Stored records:
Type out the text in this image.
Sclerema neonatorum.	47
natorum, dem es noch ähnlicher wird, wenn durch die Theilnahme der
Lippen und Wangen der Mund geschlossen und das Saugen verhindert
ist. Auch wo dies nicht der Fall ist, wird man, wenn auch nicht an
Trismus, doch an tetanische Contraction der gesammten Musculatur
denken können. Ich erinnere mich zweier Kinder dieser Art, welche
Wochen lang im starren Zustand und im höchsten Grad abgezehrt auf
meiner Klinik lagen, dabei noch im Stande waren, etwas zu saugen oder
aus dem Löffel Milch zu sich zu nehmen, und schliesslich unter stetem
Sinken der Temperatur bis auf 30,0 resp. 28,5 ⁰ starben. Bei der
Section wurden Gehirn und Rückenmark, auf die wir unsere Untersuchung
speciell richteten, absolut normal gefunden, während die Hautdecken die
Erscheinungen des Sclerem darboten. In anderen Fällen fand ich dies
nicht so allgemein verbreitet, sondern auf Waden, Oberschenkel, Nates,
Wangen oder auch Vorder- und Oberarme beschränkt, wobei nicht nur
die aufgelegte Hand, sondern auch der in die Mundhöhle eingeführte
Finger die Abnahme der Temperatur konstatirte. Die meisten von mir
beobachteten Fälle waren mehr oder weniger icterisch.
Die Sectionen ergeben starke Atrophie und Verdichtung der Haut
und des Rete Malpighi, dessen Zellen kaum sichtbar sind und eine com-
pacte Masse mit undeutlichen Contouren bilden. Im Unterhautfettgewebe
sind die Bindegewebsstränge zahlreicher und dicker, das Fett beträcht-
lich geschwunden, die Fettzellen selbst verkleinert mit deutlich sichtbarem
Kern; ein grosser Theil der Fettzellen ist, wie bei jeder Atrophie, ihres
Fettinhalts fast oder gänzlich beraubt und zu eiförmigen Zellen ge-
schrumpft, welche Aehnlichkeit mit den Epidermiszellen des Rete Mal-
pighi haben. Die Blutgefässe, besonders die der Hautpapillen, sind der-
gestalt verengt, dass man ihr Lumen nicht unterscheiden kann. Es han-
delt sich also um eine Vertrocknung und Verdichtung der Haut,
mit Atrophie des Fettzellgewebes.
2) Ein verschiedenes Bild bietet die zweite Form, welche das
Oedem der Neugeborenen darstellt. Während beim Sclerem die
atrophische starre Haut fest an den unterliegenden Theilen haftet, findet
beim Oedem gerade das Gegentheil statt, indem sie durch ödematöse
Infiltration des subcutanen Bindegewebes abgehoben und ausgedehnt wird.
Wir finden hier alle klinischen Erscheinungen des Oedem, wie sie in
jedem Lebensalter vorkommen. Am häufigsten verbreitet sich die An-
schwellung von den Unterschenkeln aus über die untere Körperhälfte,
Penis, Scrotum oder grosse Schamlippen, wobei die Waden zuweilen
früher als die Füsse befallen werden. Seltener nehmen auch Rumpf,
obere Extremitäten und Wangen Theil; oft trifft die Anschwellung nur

### Exercise task:
Where a line holds "durch", copy it out.

### Solution to the problem:
natorum, dem es noch ähnlicher wird, wenn durch die Theilnahme der
beim Oedem gerade das Gegentheil statt, indem sie durch ödematöse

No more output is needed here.